— start —

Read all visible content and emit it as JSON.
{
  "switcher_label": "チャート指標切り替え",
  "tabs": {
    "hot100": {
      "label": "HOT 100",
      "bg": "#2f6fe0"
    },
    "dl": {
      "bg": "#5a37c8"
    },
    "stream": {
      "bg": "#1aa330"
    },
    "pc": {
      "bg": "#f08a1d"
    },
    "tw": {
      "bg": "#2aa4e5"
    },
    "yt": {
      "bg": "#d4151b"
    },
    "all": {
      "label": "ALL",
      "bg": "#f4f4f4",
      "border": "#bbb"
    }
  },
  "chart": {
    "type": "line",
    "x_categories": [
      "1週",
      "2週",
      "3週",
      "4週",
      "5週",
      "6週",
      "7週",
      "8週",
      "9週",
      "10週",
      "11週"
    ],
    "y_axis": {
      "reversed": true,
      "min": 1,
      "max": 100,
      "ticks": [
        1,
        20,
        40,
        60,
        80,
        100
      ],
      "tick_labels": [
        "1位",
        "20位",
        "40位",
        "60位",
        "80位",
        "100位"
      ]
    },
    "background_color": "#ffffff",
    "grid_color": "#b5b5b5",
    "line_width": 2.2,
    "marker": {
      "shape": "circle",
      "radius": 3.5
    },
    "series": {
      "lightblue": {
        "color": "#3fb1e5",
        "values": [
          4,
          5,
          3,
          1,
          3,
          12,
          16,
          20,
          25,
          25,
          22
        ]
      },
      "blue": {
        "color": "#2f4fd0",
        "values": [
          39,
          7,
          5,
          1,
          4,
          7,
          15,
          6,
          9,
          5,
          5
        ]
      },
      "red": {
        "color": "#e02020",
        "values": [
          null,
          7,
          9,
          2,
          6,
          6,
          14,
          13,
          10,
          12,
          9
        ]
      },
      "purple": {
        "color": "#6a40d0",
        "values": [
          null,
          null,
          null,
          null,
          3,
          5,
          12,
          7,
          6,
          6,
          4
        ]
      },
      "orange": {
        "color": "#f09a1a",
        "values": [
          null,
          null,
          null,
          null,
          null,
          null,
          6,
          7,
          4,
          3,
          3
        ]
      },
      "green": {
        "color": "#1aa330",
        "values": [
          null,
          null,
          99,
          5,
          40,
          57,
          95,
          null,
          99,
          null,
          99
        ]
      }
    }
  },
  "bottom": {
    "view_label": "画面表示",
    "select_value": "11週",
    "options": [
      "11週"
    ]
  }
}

— end —

▶ **What is needed**
Print all the data exactly.

▶ **Output of the task**
Read all visible content and emit it as JSON.
{
  "switcher_label": "チャート指標切り替え",
  "tabs": {
    "hot100": {
      "label": "HOT 100",
      "bg": "#2f6fe0"
    },
    "dl": {
      "bg": "#5a37c8"
    },
    "stream": {
      "bg": "#1aa330"
    },
    "pc": {
      "bg": "#f08a1d"
    },
    "tw": {
      "bg": "#2aa4e5"
    },
    "yt": {
      "bg": "#d4151b"
    },
    "all": {
      "label": "ALL",
      "bg": "#f4f4f4",
      "border": "#bbb"
    }
  },
  "chart": {
    "type": "line",
    "x_categories": [
      "1週",
      "2週",
      "3週",
      "4週",
      "5週",
      "6週",
      "7週",
      "8週",
      "9週",
      "10週",
      "11週"
    ],
    "y_axis": {
      "reversed": true,
      "min": 1,
      "max": 100,
      "ticks": [
        1,
        20,
        40,
        60,
        80,
        100
      ],
      "tick_labels": [
        "1位",
        "20位",
        "40位",
        "60位",
        "80位",
        "100位"
      ]
    },
    "background_color": "#ffffff",
    "grid_color": "#b5b5b5",
    "line_width": 2.2,
    "marker": {
      "shape": "circle",
      "radius": 3.5
    },
    "series": {
      "lightblue": {
        "color": "#3fb1e5",
        "values": [
          4,
          5,
          3,
          1,
          3,
          12,
          16,
          20,
          25,
          25,
          22
        ]
      },
      "blue": {
        "color": "#2f4fd0",
        "values": [
          39,
          7,
          5,
          1,
          4,
          7,
          15,
          6,
          9,
          5,
          5
        ]
      },
      "red": {
        "color": "#e02020",
        "values": [
          null,
          7,
          9,
          2,
          6,
          6,
          14,
          13,
          10,
          12,
          9
        ]
      },
      "purple": {
        "color": "#6a40d0",
        "values": [
          null,
          null,
          null,
          null,
          3,
          5,
          12,
          7,
          6,
          6,
          4
        ]
      },
      "orange": {
        "color": "#f09a1a",
        "values": [
          null,
          null,
          null,
          null,
          null,
          null,
          6,
          7,
          4,
          3,
          3
        ]
      },
      "green": {
        "color": "#1aa330",
        "values": [
          null,
          null,
          99,
          5,
          40,
          57,
          95,
          null,
          99,
          null,
          99
        ]
      }
    }
  },
  "bottom": {
    "view_label": "画面表示",
    "select_value": "11週",
    "options": [
      "11週"
    ]
  }
}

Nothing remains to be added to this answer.